Structured figure records
########################################
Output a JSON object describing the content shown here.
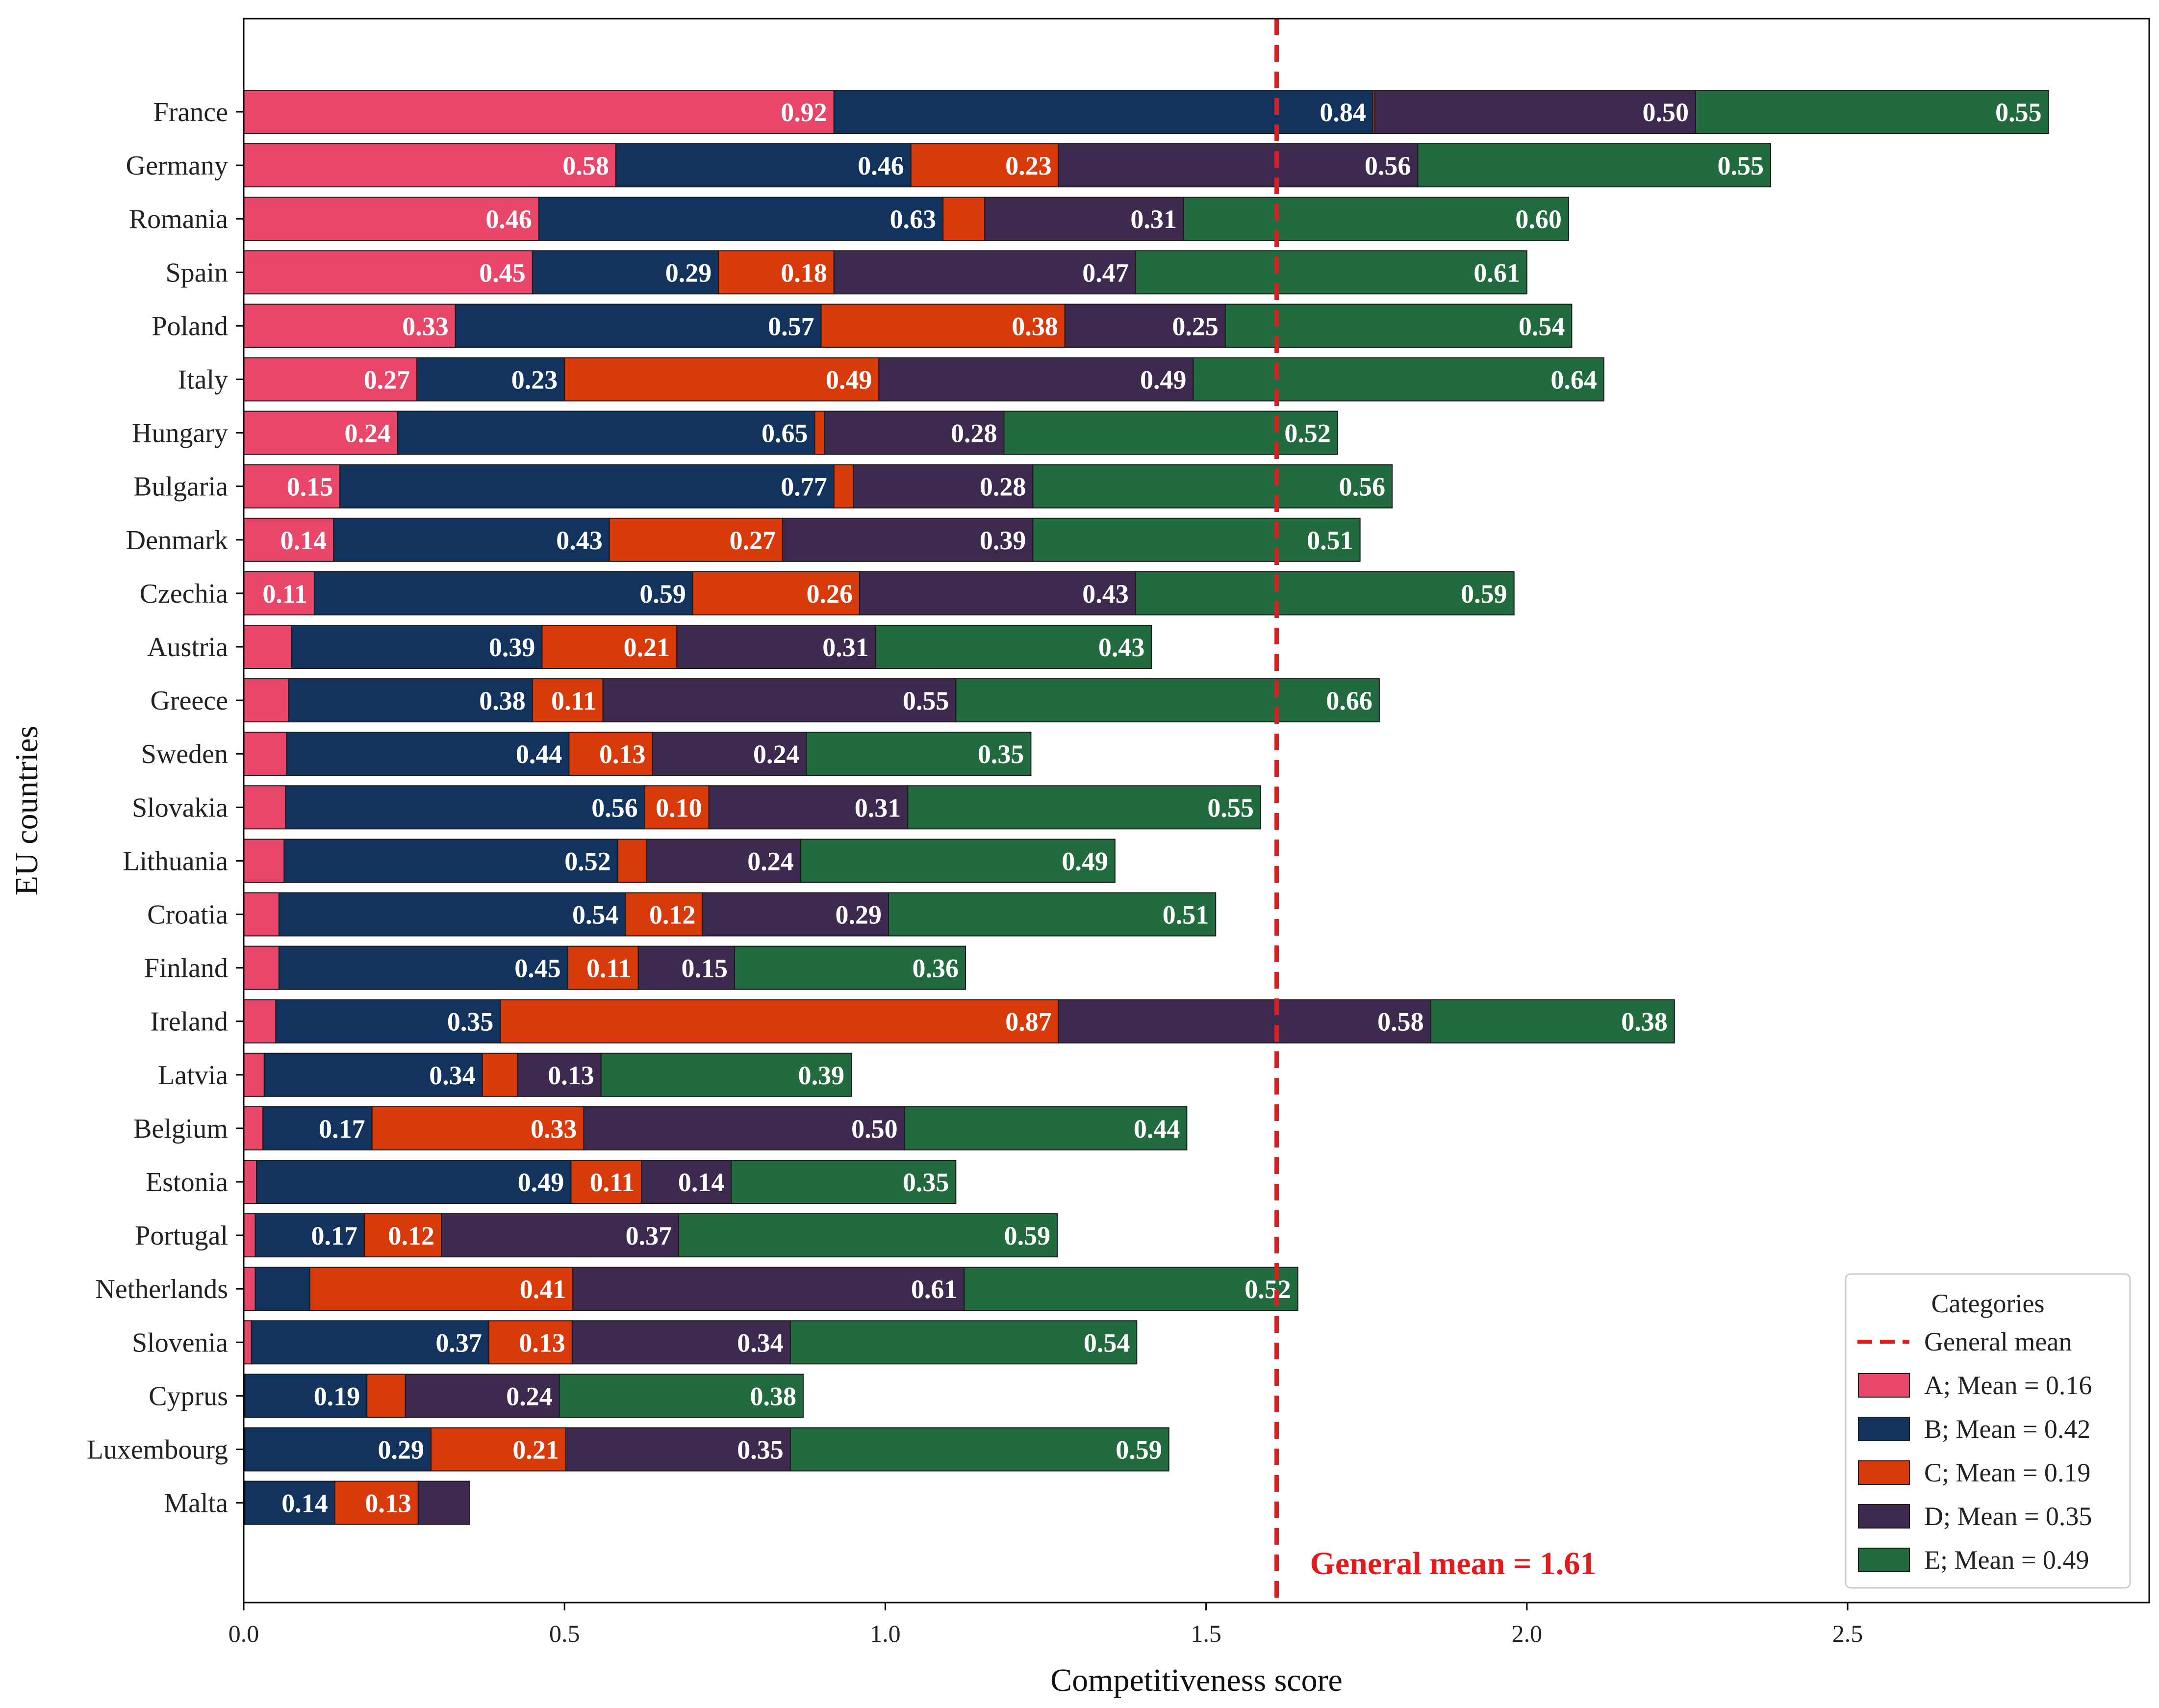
{
  "chart_data": {
    "type": "bar",
    "orientation": "horizontal",
    "stacked": true,
    "xlabel": "Competitiveness score",
    "ylabel": "EU countries",
    "xlim": [
      0,
      2.97
    ],
    "xticks": [
      0.0,
      0.5,
      1.0,
      1.5,
      2.0,
      2.5
    ],
    "xtick_labels": [
      "0.0",
      "0.5",
      "1.0",
      "1.5",
      "2.0",
      "2.5"
    ],
    "label_threshold": 0.1,
    "categories": [
      "France",
      "Germany",
      "Romania",
      "Spain",
      "Poland",
      "Italy",
      "Hungary",
      "Bulgaria",
      "Denmark",
      "Czechia",
      "Austria",
      "Greece",
      "Sweden",
      "Slovakia",
      "Lithuania",
      "Croatia",
      "Finland",
      "Ireland",
      "Latvia",
      "Belgium",
      "Estonia",
      "Portugal",
      "Netherlands",
      "Slovenia",
      "Cyprus",
      "Luxembourg",
      "Malta"
    ],
    "series": [
      {
        "name": "A",
        "color": "#e8476a",
        "values": [
          0.92,
          0.58,
          0.46,
          0.45,
          0.33,
          0.27,
          0.24,
          0.15,
          0.14,
          0.11,
          0.075,
          0.07,
          0.067,
          0.065,
          0.063,
          0.055,
          0.055,
          0.05,
          0.032,
          0.03,
          0.02,
          0.018,
          0.018,
          0.012,
          0.002,
          0.002,
          0.002
        ]
      },
      {
        "name": "B",
        "color": "#12335e",
        "values": [
          0.84,
          0.46,
          0.63,
          0.29,
          0.57,
          0.23,
          0.65,
          0.77,
          0.43,
          0.59,
          0.39,
          0.38,
          0.44,
          0.56,
          0.52,
          0.54,
          0.45,
          0.35,
          0.34,
          0.17,
          0.49,
          0.17,
          0.085,
          0.37,
          0.19,
          0.29,
          0.14
        ]
      },
      {
        "name": "C",
        "color": "#d93a0b",
        "values": [
          0.003,
          0.23,
          0.065,
          0.18,
          0.38,
          0.49,
          0.015,
          0.03,
          0.27,
          0.26,
          0.21,
          0.11,
          0.13,
          0.1,
          0.045,
          0.12,
          0.11,
          0.87,
          0.055,
          0.33,
          0.11,
          0.12,
          0.41,
          0.13,
          0.06,
          0.21,
          0.13
        ]
      },
      {
        "name": "D",
        "color": "#3d2a4e",
        "values": [
          0.5,
          0.56,
          0.31,
          0.47,
          0.25,
          0.49,
          0.28,
          0.28,
          0.39,
          0.43,
          0.31,
          0.55,
          0.24,
          0.31,
          0.24,
          0.29,
          0.15,
          0.58,
          0.13,
          0.5,
          0.14,
          0.37,
          0.61,
          0.34,
          0.24,
          0.35,
          0.08
        ]
      },
      {
        "name": "E",
        "color": "#226b3f",
        "values": [
          0.55,
          0.55,
          0.6,
          0.61,
          0.54,
          0.64,
          0.52,
          0.56,
          0.51,
          0.59,
          0.43,
          0.66,
          0.35,
          0.55,
          0.49,
          0.51,
          0.36,
          0.38,
          0.39,
          0.44,
          0.35,
          0.59,
          0.52,
          0.54,
          0.38,
          0.59,
          0
        ]
      }
    ],
    "general_mean": 1.61,
    "general_mean_label": "General mean = 1.61",
    "general_mean_color": "#e41a1c",
    "legend": {
      "title": "Categories",
      "position": "lower-right",
      "entries": [
        "General mean",
        "A; Mean = 0.16",
        "B; Mean = 0.42",
        "C; Mean = 0.19",
        "D; Mean = 0.35",
        "E; Mean = 0.49"
      ]
    }
  }
}
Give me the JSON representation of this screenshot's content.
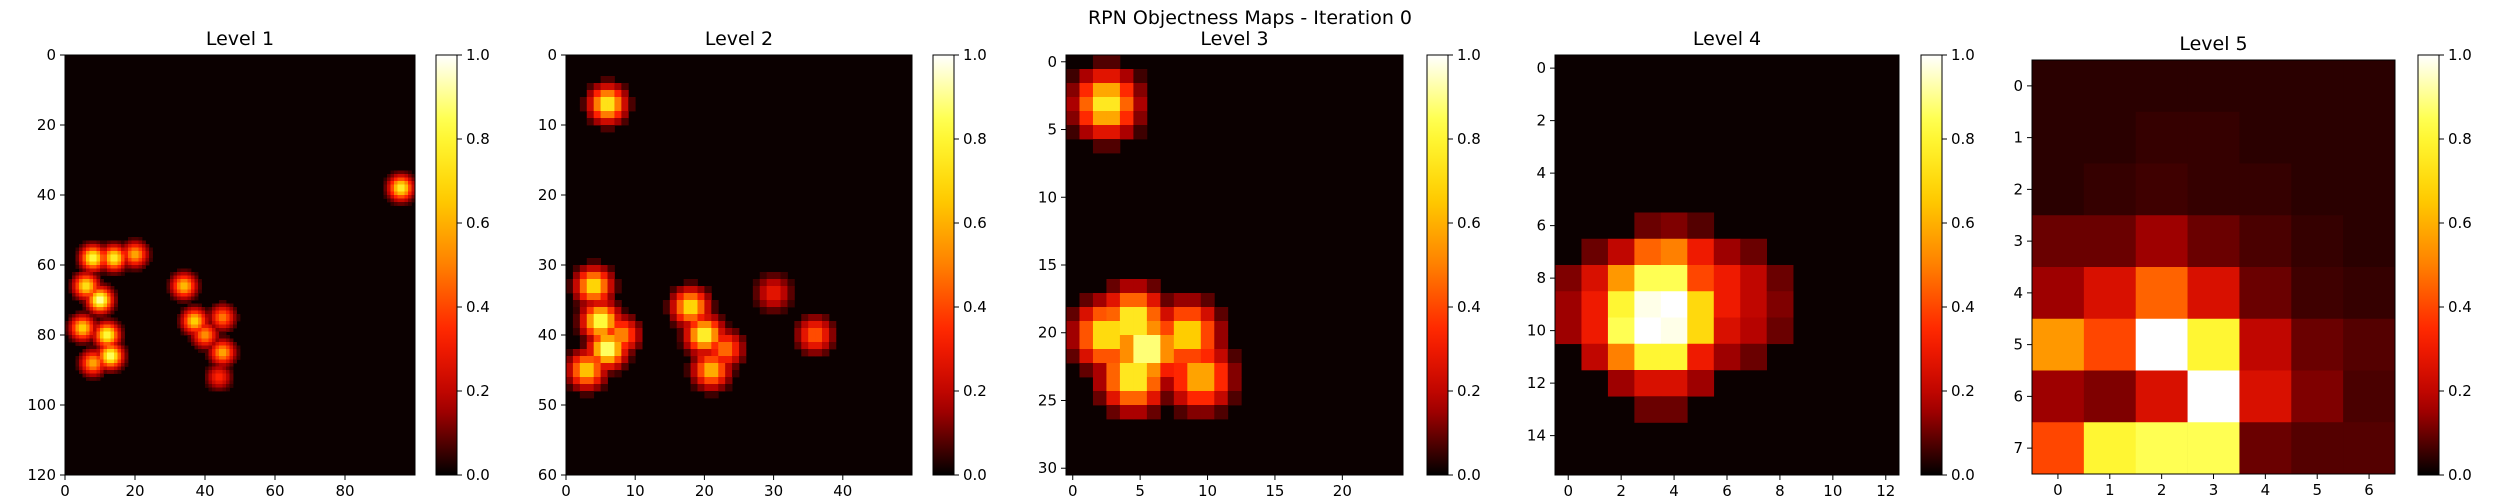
########################################
**EXERCISE TASK**
Report only the number of lines that hold the string "JSON" in this listing.

**COMPLETED TASK**
2